▶ **Written task**: Beginning with the line containing "Read all visible content and emit it as JSON." and ending with the last line, repeat the records exactly.

▶ **Task data**:
=-=-=

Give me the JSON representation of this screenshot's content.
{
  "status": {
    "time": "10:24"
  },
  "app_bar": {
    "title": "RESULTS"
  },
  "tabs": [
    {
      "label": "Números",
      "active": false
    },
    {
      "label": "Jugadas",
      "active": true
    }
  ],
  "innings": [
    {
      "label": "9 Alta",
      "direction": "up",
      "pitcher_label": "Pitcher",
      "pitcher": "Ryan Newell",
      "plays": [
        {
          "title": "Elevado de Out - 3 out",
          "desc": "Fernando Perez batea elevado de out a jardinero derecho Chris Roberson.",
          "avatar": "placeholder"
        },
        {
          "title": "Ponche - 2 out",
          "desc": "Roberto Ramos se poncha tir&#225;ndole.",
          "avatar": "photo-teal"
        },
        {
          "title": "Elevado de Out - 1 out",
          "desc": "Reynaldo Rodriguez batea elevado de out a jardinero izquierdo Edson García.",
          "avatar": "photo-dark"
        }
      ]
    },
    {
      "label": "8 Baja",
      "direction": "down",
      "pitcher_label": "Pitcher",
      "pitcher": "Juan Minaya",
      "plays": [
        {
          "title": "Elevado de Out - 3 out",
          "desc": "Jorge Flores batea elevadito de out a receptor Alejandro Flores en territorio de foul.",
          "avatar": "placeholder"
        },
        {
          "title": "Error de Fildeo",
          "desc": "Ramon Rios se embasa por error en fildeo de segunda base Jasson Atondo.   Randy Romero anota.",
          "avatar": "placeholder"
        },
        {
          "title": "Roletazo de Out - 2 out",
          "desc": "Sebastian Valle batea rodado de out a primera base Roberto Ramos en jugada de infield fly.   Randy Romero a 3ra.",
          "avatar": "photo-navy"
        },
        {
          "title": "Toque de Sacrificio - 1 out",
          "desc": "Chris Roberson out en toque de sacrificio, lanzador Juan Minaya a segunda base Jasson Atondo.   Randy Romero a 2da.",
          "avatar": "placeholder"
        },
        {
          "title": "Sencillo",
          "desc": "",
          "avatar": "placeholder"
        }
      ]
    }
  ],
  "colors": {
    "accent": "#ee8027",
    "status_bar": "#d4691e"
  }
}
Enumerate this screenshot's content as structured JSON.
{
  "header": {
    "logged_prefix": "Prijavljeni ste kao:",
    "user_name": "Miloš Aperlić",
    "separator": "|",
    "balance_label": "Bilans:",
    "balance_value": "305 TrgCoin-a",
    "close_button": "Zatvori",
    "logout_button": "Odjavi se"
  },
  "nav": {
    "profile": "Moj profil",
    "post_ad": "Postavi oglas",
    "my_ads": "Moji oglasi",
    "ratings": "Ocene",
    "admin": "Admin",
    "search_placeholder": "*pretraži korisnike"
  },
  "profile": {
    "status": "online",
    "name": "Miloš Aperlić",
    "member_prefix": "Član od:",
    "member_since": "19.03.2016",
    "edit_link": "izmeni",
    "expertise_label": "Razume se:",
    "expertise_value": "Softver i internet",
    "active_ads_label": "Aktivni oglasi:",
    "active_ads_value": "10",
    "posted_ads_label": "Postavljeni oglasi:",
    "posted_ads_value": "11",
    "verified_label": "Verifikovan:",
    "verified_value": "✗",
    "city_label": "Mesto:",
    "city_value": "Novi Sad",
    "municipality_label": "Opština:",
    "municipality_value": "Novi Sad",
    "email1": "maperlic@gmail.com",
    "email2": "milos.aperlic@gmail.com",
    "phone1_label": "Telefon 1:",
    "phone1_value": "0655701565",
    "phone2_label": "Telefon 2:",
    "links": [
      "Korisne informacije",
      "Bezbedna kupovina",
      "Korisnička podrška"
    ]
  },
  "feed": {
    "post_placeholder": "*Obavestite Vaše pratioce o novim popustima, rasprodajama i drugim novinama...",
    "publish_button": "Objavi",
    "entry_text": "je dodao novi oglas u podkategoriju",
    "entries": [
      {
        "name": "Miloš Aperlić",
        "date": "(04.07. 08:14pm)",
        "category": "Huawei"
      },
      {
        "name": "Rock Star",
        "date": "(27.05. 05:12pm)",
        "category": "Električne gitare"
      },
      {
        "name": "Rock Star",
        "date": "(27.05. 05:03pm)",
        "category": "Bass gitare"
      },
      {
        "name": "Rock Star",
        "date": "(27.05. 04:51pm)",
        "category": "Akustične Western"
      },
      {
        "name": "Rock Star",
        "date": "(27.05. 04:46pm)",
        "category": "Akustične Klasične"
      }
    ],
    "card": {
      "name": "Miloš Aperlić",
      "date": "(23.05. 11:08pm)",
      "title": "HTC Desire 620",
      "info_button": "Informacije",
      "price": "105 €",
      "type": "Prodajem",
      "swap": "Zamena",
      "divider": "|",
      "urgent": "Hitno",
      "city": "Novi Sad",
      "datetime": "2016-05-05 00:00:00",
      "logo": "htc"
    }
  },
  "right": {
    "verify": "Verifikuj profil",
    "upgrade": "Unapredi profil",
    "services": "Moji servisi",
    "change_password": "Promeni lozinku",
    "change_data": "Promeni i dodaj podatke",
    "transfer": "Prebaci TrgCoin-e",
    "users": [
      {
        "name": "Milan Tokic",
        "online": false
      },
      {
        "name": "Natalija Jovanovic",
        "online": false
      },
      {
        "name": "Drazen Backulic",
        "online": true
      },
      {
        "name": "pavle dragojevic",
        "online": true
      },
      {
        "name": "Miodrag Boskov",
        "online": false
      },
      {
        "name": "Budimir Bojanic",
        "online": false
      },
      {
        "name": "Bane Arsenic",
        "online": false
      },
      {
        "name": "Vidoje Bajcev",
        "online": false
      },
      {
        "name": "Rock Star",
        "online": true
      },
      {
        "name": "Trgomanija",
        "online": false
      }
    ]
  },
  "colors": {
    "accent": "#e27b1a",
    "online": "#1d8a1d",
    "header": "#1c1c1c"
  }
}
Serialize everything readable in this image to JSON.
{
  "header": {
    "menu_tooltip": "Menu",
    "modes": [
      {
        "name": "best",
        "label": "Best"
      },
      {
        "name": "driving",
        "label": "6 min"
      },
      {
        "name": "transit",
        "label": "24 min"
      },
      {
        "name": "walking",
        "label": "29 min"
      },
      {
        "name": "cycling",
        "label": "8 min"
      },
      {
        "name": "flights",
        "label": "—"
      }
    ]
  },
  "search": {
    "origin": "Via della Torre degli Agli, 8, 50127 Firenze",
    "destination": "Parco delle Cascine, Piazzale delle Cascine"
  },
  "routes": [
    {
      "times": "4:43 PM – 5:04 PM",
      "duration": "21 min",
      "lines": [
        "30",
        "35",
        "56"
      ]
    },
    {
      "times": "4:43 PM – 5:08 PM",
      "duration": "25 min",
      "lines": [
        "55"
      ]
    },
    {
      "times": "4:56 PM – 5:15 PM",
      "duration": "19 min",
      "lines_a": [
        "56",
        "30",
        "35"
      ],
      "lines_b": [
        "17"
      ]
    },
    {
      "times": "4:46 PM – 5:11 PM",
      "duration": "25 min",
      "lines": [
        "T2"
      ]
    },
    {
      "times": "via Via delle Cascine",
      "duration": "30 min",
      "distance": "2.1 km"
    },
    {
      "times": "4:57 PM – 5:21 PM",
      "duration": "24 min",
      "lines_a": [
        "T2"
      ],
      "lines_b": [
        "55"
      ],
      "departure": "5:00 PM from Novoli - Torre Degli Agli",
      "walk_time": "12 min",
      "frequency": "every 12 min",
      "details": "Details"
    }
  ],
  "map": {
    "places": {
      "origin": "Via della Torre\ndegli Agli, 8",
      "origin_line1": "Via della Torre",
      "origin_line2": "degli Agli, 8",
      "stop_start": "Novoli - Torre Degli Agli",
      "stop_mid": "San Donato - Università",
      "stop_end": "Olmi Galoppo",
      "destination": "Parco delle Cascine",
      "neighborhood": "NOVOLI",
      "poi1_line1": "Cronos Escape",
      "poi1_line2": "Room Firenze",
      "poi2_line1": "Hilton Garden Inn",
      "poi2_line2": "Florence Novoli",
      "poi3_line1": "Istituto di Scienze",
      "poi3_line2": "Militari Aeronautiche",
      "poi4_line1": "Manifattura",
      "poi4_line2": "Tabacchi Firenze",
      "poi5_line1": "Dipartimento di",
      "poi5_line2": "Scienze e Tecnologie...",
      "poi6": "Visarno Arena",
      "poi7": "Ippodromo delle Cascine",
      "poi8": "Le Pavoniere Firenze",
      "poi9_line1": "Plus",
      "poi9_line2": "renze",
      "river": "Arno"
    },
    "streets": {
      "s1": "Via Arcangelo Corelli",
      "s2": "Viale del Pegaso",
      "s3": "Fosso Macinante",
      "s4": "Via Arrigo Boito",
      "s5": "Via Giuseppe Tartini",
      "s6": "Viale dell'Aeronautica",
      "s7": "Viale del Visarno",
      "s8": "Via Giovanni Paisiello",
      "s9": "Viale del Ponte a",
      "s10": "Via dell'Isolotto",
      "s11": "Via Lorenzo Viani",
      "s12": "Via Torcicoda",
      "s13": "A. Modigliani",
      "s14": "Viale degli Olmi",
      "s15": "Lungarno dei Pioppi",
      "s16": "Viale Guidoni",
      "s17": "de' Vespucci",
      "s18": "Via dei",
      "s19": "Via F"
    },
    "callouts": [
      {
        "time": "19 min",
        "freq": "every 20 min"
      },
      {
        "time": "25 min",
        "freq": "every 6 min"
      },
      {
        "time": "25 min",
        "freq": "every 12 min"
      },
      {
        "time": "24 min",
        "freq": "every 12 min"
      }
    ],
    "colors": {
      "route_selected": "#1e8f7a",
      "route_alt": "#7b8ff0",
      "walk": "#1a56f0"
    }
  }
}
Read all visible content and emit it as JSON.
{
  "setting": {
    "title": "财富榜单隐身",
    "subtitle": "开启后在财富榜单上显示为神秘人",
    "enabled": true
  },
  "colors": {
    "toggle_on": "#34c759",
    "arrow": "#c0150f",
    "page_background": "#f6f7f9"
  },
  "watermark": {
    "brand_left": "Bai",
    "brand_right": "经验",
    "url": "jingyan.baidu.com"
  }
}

=-=-=

▶ **Reply to the task**:
Read all visible content and emit it as JSON.
{
  "setting": {
    "title": "财富榜单隐身",
    "subtitle": "开启后在财富榜单上显示为神秘人",
    "enabled": true
  },
  "colors": {
    "toggle_on": "#34c759",
    "arrow": "#c0150f",
    "page_background": "#f6f7f9"
  },
  "watermark": {
    "brand_left": "Bai",
    "brand_right": "经验",
    "url": "jingyan.baidu.com"
  }
}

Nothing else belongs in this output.